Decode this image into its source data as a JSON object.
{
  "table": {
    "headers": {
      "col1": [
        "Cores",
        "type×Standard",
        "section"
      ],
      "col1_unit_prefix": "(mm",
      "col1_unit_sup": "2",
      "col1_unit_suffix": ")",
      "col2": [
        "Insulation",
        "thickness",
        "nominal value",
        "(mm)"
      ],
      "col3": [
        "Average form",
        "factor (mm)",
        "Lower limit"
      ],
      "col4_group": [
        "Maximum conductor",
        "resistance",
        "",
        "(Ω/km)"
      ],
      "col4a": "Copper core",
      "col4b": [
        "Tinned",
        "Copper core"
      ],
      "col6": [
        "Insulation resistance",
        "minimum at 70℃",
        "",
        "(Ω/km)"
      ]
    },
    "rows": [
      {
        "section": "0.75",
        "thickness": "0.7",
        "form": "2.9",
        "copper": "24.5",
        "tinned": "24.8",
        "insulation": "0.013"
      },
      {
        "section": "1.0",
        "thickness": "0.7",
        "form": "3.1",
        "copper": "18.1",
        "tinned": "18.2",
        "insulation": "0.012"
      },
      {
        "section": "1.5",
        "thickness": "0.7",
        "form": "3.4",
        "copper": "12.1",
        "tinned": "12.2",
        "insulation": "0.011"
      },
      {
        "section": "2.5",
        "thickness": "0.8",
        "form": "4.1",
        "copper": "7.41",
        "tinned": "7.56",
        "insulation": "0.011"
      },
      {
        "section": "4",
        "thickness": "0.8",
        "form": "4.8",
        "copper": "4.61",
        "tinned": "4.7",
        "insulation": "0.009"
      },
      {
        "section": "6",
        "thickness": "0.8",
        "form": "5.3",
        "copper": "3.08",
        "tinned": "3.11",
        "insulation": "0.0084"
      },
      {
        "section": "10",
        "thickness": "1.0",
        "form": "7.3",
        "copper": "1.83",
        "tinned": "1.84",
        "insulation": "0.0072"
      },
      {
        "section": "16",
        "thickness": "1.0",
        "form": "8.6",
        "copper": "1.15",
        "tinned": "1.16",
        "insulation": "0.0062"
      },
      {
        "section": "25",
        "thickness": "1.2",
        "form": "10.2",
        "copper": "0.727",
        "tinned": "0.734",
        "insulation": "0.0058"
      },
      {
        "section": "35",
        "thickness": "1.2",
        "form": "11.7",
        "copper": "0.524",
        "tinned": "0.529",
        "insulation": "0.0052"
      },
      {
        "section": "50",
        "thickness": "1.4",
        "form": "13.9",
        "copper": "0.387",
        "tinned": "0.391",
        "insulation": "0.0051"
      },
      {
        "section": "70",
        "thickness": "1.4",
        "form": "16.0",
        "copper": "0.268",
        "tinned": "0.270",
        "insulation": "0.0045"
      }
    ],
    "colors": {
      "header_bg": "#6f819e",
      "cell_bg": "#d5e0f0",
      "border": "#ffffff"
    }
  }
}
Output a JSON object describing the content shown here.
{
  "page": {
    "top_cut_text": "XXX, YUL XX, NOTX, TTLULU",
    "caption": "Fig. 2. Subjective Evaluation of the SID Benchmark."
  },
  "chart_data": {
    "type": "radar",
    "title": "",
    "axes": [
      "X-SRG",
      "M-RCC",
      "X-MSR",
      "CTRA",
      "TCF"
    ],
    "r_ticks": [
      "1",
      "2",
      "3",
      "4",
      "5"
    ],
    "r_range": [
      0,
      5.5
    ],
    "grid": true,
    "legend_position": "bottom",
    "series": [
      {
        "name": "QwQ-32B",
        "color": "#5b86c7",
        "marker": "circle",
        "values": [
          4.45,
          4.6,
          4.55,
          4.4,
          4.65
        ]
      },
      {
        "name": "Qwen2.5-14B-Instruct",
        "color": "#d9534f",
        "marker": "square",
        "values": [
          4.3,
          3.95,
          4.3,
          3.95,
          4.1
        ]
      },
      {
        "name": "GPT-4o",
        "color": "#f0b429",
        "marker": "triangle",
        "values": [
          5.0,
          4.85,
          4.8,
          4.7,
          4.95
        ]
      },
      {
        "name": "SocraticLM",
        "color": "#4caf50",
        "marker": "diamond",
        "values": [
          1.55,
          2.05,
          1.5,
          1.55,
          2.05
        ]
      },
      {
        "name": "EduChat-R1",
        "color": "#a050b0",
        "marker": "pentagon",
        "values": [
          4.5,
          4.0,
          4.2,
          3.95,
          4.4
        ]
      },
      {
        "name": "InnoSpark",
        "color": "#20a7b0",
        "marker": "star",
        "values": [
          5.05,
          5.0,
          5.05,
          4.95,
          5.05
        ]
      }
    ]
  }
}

···

GIVEN REQUEST: Please reproduce each line exactly as written.

SOLUTION BELOW:
Decode this image into its source data as a JSON object.
{
  "table": {
    "headers": {
      "col1": [
        "Cores",
        "type×Standard",
        "section"
      ],
      "col1_unit_prefix": "(mm",
      "col1_unit_sup": "2",
      "col1_unit_suffix": ")",
      "col2": [
        "Insulation",
        "thickness",
        "nominal value",
        "(mm)"
      ],
      "col3": [
        "Average form",
        "factor (mm)",
        "Lower limit"
      ],
      "col4_group": [
        "Maximum conductor",
        "resistance",
        "",
        "(Ω/km)"
      ],
      "col4a": "Copper core",
      "col4b": [
        "Tinned",
        "Copper core"
      ],
      "col6": [
        "Insulation resistance",
        "minimum at 70℃",
        "",
        "(Ω/km)"
      ]
    },
    "rows": [
      {
        "section": "0.75",
        "thickness": "0.7",
        "form": "2.9",
        "copper": "24.5",
        "tinned": "24.8",
        "insulation": "0.013"
      },
      {
        "section": "1.0",
        "thickness": "0.7",
        "form": "3.1",
        "copper": "18.1",
        "tinned": "18.2",
        "insulation": "0.012"
      },
      {
        "section": "1.5",
        "thickness": "0.7",
        "form": "3.4",
        "copper": "12.1",
        "tinned": "12.2",
        "insulation": "0.011"
      },
      {
        "section": "2.5",
        "thickness": "0.8",
        "form": "4.1",
        "copper": "7.41",
        "tinned": "7.56",
        "insulation": "0.011"
      },
      {
        "section": "4",
        "thickness": "0.8",
        "form": "4.8",
        "copper": "4.61",
        "tinned": "4.7",
        "insulation": "0.009"
      },
      {
        "section": "6",
        "thickness": "0.8",
        "form": "5.3",
        "copper": "3.08",
        "tinned": "3.11",
        "insulation": "0.0084"
      },
      {
        "section": "10",
        "thickness": "1.0",
        "form": "7.3",
        "copper": "1.83",
        "tinned": "1.84",
        "insulation": "0.0072"
      },
      {
        "section": "16",
        "thickness": "1.0",
        "form": "8.6",
        "copper": "1.15",
        "tinned": "1.16",
        "insulation": "0.0062"
      },
      {
        "section": "25",
        "thickness": "1.2",
        "form": "10.2",
        "copper": "0.727",
        "tinned": "0.734",
        "insulation": "0.0058"
      },
      {
        "section": "35",
        "thickness": "1.2",
        "form": "11.7",
        "copper": "0.524",
        "tinned": "0.529",
        "insulation": "0.0052"
      },
      {
        "section": "50",
        "thickness": "1.4",
        "form": "13.9",
        "copper": "0.387",
        "tinned": "0.391",
        "insulation": "0.0051"
      },
      {
        "section": "70",
        "thickness": "1.4",
        "form": "16.0",
        "copper": "0.268",
        "tinned": "0.270",
        "insulation": "0.0045"
      }
    ],
    "colors": {
      "header_bg": "#6f819e",
      "cell_bg": "#d5e0f0",
      "border": "#ffffff"
    }
  }
}
Output a JSON object describing the content shown here.
{
  "page": {
    "top_cut_text": "XXX, YUL XX, NOTX, TTLULU",
    "caption": "Fig. 2. Subjective Evaluation of the SID Benchmark."
  },
  "chart_data": {
    "type": "radar",
    "title": "",
    "axes": [
      "X-SRG",
      "M-RCC",
      "X-MSR",
      "CTRA",
      "TCF"
    ],
    "r_ticks": [
      "1",
      "2",
      "3",
      "4",
      "5"
    ],
    "r_range": [
      0,
      5.5
    ],
    "grid": true,
    "legend_position": "bottom",
    "series": [
      {
        "name": "QwQ-32B",
        "color": "#5b86c7",
        "marker": "circle",
        "values": [
          4.45,
          4.6,
          4.55,
          4.4,
          4.65
        ]
      },
      {
        "name": "Qwen2.5-14B-Instruct",
        "color": "#d9534f",
        "marker": "square",
        "values": [
          4.3,
          3.95,
          4.3,
          3.95,
          4.1
        ]
      },
      {
        "name": "GPT-4o",
        "color": "#f0b429",
        "marker": "triangle",
        "values": [
          5.0,
          4.85,
          4.8,
          4.7,
          4.95
        ]
      },
      {
        "name": "SocraticLM",
        "color": "#4caf50",
        "marker": "diamond",
        "values": [
          1.55,
          2.05,
          1.5,
          1.55,
          2.05
        ]
      },
      {
        "name": "EduChat-R1",
        "color": "#a050b0",
        "marker": "pentagon",
        "values": [
          4.5,
          4.0,
          4.2,
          3.95,
          4.4
        ]
      },
      {
        "name": "InnoSpark",
        "color": "#20a7b0",
        "marker": "star",
        "values": [
          5.05,
          5.0,
          5.05,
          4.95,
          5.05
        ]
      }
    ]
  }
}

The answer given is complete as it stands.